Find the line containing "Output a JSON", then print it and each following line through the end of the records, exactly and with nothing added; leave out any pictures.

Dataset items
= = = = =

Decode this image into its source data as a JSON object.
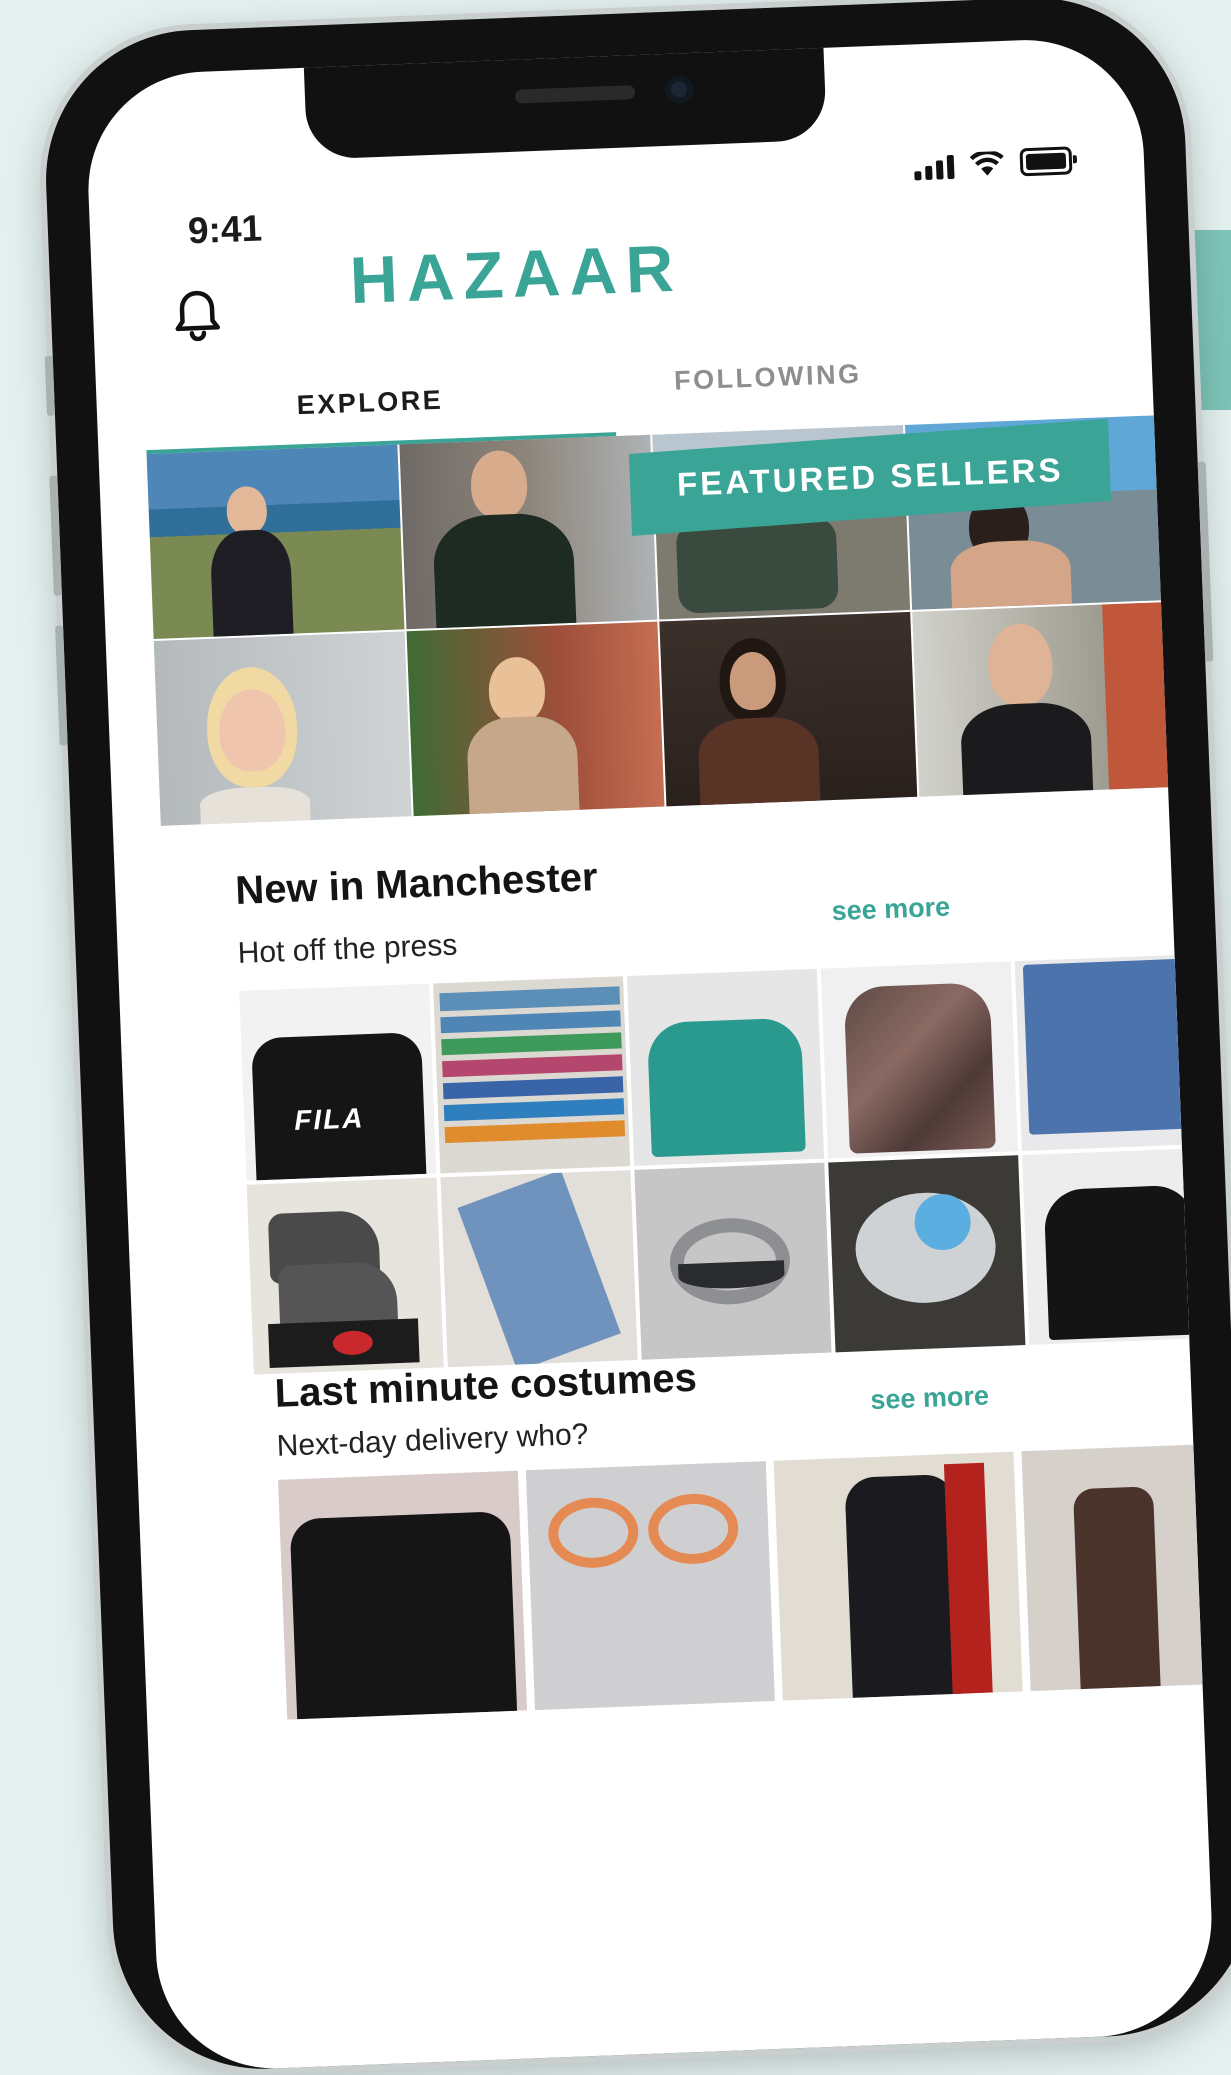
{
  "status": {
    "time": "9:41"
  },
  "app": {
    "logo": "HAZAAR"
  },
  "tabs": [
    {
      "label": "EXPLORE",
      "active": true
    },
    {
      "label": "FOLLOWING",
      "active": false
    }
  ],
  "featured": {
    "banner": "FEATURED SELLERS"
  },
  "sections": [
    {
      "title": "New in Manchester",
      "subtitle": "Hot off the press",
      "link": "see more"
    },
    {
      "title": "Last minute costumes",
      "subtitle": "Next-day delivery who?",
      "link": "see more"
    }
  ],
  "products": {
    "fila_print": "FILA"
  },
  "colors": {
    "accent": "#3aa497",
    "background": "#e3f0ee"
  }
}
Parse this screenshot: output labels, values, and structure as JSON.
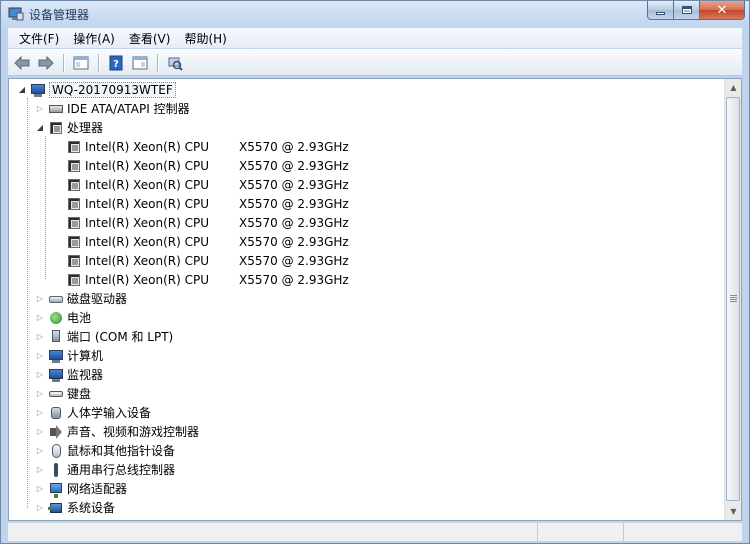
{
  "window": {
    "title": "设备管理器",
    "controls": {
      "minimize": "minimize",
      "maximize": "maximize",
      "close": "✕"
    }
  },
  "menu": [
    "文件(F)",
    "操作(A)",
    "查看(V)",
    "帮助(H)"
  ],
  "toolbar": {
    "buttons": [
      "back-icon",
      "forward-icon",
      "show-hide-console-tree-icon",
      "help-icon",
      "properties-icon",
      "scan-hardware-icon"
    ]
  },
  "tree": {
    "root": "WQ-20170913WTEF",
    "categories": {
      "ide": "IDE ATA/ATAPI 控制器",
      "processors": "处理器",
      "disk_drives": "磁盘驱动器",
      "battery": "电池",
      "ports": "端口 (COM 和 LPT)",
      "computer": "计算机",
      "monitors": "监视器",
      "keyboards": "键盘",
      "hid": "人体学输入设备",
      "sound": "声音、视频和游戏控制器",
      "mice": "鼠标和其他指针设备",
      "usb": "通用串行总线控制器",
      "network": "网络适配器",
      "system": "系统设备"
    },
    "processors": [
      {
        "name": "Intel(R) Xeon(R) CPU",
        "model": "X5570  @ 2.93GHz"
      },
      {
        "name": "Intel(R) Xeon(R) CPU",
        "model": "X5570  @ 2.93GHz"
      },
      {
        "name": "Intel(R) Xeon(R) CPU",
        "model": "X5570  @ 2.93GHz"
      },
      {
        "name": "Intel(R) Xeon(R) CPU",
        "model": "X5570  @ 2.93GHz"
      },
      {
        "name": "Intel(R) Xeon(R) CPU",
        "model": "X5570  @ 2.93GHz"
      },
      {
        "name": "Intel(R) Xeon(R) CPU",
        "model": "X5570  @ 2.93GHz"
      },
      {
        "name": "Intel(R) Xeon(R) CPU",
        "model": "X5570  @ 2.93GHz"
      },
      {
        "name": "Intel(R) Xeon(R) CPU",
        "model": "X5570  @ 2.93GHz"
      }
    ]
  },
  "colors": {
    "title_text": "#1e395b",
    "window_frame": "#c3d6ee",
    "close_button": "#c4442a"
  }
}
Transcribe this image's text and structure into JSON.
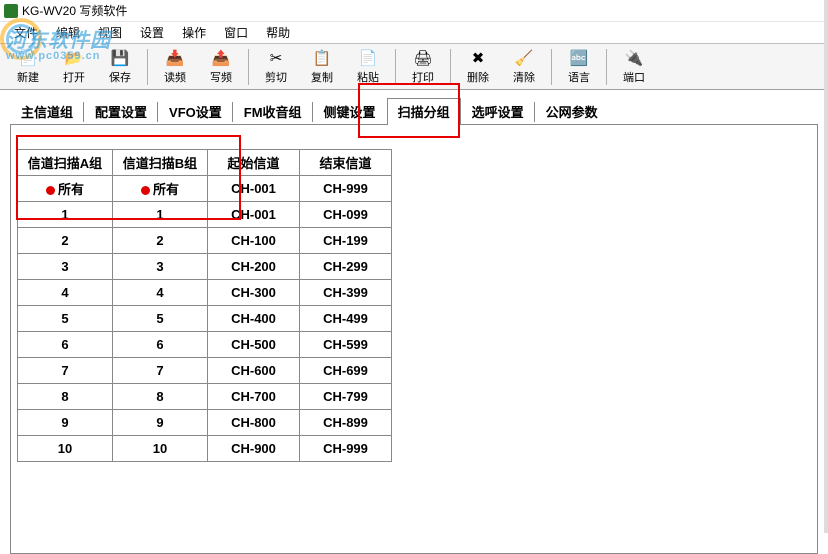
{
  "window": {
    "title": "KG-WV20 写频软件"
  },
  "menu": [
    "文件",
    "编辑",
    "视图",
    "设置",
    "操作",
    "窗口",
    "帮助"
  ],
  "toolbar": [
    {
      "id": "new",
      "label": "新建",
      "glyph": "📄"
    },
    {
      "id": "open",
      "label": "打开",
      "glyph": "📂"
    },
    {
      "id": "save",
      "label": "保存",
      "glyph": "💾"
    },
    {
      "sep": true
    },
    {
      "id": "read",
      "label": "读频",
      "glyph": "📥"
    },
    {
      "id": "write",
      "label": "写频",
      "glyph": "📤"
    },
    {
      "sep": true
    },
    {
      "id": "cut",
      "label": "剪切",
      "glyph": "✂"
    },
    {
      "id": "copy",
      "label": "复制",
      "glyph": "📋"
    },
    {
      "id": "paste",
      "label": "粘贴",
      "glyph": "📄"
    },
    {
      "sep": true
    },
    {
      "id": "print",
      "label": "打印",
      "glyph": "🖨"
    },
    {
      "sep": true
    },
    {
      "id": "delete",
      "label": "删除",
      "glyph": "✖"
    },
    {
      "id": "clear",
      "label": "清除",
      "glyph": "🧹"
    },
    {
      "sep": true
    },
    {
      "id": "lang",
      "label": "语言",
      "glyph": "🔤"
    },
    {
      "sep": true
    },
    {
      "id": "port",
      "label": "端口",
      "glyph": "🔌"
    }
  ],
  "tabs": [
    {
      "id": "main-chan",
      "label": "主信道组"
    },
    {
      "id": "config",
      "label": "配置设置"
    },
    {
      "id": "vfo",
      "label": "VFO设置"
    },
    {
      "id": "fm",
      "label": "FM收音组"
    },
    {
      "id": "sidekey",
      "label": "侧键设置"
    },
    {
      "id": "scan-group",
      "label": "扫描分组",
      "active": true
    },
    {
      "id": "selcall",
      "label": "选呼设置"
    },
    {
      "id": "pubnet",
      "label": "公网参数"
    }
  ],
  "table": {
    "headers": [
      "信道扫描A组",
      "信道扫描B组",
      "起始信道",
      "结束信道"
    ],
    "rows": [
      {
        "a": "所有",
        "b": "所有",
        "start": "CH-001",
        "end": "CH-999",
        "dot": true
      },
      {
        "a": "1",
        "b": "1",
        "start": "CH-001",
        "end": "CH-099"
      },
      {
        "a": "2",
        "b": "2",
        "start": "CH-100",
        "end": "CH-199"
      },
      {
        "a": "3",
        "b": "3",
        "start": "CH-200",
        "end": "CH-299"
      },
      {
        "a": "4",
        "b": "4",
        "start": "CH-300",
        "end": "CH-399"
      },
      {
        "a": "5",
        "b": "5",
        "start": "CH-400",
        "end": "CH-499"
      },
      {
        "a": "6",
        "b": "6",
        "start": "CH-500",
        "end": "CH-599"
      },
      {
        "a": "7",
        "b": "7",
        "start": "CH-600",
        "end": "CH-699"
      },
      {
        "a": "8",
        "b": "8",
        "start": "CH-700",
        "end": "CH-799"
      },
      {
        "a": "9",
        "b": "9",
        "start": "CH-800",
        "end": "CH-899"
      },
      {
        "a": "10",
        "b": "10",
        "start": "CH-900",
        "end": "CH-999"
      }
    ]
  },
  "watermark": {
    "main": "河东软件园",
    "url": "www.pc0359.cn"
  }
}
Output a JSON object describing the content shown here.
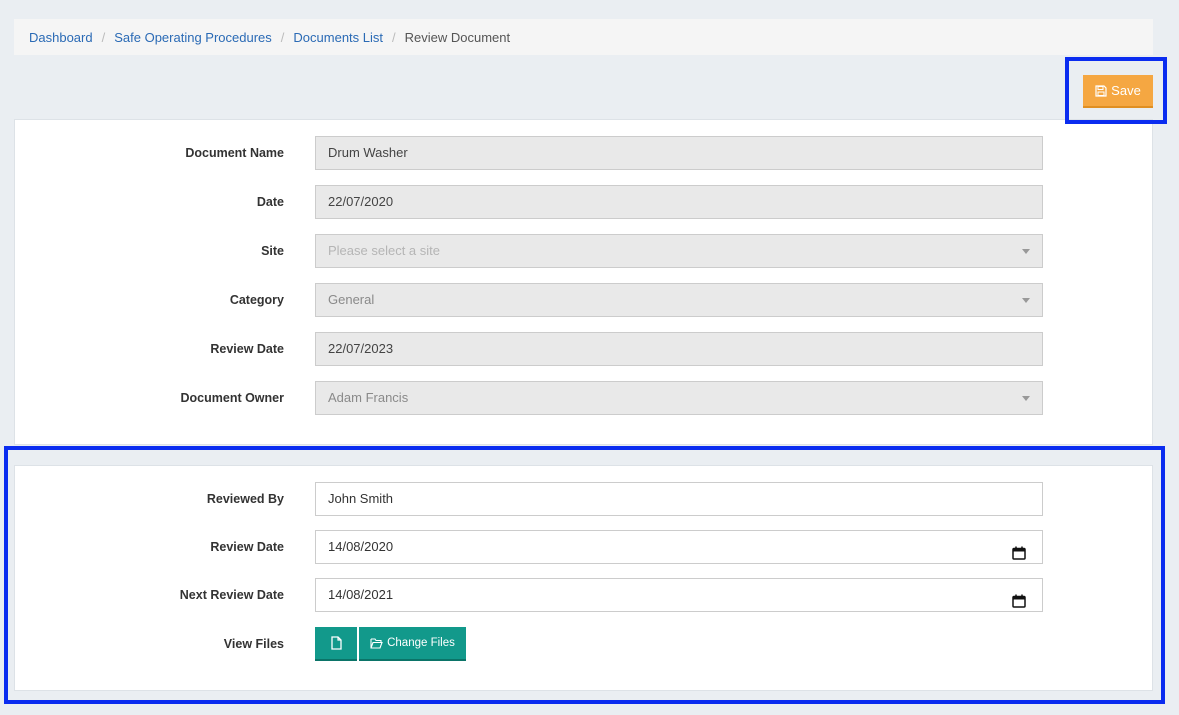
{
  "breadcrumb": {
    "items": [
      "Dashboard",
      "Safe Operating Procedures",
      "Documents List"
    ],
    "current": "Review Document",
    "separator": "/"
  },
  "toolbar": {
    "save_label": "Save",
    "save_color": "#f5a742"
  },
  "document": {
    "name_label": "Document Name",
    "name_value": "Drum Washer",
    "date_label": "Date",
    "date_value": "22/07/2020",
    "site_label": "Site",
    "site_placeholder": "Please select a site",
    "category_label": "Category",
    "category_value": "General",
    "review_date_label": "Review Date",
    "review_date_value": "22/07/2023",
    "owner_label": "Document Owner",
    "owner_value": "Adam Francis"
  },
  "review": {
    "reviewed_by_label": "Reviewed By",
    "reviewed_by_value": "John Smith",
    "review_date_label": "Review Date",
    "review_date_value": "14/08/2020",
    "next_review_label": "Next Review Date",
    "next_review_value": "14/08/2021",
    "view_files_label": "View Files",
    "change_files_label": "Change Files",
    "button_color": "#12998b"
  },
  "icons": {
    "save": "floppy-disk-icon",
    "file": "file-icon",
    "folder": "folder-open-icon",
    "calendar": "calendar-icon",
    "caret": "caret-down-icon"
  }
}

= = = = =

> _Answer in full_:
Output a JSON object describing the content shown here.
{
  "breadcrumb": {
    "items": [
      "Dashboard",
      "Safe Operating Procedures",
      "Documents List"
    ],
    "current": "Review Document",
    "separator": "/"
  },
  "toolbar": {
    "save_label": "Save",
    "save_color": "#f5a742"
  },
  "document": {
    "name_label": "Document Name",
    "name_value": "Drum Washer",
    "date_label": "Date",
    "date_value": "22/07/2020",
    "site_label": "Site",
    "site_placeholder": "Please select a site",
    "category_label": "Category",
    "category_value": "General",
    "review_date_label": "Review Date",
    "review_date_value": "22/07/2023",
    "owner_label": "Document Owner",
    "owner_value": "Adam Francis"
  },
  "review": {
    "reviewed_by_label": "Reviewed By",
    "reviewed_by_value": "John Smith",
    "review_date_label": "Review Date",
    "review_date_value": "14/08/2020",
    "next_review_label": "Next Review Date",
    "next_review_value": "14/08/2021",
    "view_files_label": "View Files",
    "change_files_label": "Change Files",
    "button_color": "#12998b"
  },
  "icons": {
    "save": "floppy-disk-icon",
    "file": "file-icon",
    "folder": "folder-open-icon",
    "calendar": "calendar-icon",
    "caret": "caret-down-icon"
  }
}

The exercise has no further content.